* BEGIN *

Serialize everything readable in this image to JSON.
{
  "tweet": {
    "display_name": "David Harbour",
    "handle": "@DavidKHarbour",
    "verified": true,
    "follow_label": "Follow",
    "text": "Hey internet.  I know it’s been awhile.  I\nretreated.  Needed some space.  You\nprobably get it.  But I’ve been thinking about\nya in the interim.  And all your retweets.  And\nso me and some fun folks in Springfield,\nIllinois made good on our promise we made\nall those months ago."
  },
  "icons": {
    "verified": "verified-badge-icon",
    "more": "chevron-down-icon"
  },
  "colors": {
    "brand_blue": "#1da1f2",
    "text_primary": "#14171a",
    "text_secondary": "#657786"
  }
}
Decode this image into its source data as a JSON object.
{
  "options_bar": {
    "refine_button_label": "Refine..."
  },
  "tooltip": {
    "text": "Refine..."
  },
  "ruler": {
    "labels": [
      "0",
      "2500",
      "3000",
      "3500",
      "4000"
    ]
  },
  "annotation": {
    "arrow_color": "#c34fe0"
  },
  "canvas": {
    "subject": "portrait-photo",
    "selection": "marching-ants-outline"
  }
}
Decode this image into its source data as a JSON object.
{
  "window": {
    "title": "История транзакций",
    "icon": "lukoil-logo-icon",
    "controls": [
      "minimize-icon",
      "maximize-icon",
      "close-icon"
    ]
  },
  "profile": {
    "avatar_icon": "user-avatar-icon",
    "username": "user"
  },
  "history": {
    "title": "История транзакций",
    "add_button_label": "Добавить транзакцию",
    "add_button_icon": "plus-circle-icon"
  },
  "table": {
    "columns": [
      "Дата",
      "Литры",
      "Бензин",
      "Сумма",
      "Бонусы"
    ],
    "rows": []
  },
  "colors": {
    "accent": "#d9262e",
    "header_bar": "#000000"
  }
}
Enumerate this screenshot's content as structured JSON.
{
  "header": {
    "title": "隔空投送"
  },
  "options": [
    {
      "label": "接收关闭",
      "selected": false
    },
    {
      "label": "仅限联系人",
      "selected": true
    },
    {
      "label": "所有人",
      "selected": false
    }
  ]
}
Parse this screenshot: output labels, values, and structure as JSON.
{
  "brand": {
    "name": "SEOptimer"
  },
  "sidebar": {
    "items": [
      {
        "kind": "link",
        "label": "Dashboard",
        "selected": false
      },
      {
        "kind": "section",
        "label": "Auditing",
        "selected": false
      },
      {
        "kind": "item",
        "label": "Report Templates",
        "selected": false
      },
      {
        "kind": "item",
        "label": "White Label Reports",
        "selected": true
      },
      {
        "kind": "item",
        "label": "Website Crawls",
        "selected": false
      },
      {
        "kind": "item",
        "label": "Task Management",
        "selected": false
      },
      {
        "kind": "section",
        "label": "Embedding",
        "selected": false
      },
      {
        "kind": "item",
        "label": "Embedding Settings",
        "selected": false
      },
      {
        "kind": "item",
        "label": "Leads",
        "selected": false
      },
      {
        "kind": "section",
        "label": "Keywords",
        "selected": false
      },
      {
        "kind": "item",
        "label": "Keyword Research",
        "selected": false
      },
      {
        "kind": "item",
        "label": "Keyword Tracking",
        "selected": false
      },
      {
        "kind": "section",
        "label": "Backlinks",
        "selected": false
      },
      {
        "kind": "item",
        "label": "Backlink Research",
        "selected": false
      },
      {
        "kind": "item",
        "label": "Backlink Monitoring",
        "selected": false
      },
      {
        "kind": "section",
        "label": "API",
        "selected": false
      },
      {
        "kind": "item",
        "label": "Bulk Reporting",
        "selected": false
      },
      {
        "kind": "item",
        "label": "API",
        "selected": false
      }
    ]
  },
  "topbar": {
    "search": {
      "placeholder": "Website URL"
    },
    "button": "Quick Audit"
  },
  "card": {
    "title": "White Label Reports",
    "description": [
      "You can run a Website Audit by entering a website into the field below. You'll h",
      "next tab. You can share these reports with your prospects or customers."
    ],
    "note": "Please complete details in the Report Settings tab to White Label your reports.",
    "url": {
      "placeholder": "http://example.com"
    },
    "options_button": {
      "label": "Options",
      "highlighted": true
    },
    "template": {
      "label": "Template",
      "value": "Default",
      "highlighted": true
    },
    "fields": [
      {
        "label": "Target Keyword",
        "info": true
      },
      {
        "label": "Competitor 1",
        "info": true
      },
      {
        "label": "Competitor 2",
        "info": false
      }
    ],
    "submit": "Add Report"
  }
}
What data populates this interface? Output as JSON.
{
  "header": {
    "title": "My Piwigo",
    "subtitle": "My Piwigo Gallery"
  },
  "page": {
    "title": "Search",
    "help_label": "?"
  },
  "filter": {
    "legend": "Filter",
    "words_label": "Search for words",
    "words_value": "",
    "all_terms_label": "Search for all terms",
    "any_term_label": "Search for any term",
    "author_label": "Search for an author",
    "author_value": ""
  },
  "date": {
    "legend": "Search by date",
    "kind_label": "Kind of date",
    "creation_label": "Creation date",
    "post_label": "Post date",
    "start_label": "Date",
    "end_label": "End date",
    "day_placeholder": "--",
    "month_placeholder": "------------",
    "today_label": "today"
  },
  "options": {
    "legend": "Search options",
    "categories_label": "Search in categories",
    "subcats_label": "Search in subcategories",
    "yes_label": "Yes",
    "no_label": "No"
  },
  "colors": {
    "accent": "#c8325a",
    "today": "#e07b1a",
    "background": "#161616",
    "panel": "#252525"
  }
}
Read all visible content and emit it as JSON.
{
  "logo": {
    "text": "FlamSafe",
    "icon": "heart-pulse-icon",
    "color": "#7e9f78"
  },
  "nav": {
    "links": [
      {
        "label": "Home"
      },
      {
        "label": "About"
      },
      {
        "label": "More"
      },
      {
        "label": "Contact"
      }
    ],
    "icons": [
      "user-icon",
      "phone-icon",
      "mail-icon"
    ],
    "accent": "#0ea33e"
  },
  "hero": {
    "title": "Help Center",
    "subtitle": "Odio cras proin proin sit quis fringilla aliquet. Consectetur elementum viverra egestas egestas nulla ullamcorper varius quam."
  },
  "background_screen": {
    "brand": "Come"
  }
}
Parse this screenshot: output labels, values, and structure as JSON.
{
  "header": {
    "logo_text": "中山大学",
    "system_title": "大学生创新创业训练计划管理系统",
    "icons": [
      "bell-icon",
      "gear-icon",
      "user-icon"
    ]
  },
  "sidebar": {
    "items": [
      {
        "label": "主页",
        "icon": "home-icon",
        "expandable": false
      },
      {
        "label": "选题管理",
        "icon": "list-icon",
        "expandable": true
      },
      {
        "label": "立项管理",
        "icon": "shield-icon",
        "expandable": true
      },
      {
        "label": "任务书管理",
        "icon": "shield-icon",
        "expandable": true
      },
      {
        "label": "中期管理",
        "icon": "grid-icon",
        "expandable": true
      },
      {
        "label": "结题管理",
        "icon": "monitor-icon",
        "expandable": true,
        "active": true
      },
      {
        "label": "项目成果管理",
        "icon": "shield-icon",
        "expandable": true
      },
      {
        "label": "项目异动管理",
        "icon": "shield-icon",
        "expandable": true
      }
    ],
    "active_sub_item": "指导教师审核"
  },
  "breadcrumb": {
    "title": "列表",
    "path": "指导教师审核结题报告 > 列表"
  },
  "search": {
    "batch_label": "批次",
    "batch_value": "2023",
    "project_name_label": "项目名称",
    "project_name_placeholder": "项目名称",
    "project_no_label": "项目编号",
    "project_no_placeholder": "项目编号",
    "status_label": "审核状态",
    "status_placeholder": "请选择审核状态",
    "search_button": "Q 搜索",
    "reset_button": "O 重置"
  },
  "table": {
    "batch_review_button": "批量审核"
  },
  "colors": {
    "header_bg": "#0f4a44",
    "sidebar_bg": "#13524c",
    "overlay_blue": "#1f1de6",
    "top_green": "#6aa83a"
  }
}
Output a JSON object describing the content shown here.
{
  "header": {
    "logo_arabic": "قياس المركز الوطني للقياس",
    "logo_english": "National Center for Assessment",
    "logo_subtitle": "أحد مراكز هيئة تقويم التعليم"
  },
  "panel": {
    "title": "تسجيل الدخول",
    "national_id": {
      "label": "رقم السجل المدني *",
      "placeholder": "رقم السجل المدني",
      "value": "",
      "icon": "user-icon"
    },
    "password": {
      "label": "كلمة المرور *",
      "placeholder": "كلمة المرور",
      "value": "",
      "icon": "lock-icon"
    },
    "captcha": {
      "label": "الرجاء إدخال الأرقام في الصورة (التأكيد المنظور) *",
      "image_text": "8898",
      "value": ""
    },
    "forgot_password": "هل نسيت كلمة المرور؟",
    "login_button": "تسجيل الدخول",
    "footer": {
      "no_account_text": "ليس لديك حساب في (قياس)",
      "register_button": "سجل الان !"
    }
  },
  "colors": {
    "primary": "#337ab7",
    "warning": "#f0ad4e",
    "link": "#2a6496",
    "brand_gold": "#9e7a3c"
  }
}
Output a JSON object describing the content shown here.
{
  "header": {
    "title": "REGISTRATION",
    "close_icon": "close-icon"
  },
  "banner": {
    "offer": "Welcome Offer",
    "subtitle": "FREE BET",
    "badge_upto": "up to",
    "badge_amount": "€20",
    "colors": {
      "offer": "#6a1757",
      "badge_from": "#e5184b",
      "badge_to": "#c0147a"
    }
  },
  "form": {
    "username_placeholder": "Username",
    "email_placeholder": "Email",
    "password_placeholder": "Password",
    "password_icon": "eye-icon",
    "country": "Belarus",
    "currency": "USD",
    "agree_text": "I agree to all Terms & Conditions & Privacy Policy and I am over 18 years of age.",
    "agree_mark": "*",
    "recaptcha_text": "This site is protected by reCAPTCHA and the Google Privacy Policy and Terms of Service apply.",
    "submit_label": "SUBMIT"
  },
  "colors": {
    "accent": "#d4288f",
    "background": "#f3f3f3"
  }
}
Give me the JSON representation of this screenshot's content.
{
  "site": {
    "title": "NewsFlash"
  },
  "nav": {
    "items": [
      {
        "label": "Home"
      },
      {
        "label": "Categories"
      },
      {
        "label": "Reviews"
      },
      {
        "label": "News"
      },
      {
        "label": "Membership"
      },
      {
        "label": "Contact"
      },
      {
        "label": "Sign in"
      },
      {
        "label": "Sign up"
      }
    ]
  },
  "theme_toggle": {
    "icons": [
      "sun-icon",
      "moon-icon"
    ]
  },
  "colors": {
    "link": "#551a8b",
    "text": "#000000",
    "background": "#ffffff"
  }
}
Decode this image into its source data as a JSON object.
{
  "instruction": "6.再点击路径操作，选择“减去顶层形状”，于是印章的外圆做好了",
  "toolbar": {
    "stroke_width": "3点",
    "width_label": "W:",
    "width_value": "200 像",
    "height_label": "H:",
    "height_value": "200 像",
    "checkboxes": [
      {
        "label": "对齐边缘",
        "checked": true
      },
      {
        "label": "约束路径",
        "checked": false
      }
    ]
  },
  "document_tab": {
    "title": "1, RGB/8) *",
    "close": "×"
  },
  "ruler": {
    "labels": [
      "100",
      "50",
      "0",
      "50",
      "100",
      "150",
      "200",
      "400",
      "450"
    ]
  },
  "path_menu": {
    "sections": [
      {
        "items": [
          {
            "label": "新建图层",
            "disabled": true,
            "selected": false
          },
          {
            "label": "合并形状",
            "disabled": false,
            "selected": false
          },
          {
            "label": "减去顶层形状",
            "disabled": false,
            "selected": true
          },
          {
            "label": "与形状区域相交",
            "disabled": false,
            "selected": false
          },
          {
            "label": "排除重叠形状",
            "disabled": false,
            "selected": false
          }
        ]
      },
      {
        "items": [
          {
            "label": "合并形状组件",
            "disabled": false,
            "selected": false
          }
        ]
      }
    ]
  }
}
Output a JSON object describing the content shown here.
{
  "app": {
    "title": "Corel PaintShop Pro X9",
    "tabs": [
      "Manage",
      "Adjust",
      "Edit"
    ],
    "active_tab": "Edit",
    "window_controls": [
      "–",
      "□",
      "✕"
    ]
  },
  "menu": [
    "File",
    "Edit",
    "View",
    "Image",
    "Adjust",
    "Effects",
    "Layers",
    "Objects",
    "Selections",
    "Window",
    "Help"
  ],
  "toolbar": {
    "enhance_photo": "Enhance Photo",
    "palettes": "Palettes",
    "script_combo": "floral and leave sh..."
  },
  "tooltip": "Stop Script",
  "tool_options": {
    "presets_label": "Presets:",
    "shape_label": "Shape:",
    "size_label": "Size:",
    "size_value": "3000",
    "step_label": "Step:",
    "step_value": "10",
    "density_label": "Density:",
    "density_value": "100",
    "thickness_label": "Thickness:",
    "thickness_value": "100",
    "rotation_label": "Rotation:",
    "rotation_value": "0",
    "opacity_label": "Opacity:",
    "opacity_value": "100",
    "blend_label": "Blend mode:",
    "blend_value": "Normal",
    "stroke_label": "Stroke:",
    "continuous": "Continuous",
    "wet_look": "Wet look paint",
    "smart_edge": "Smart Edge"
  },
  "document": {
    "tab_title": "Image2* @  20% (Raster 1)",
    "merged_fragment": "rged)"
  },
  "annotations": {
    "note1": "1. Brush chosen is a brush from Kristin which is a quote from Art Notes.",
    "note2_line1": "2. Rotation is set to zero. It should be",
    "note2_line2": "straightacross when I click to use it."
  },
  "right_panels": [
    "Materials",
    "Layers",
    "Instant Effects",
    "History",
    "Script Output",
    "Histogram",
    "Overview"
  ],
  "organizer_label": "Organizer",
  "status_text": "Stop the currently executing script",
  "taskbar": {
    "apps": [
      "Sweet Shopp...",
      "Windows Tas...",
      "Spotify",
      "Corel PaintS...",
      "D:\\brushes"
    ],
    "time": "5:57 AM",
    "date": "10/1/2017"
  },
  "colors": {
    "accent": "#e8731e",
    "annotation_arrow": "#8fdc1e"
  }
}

* END *

> _TASK DESCRIPTION_:
Report each line of the material above where the word "المدني" appears.

> _SOLUTION BELOW_:
      "label": "رقم السجل المدني *",
      "placeholder": "رقم السجل المدني",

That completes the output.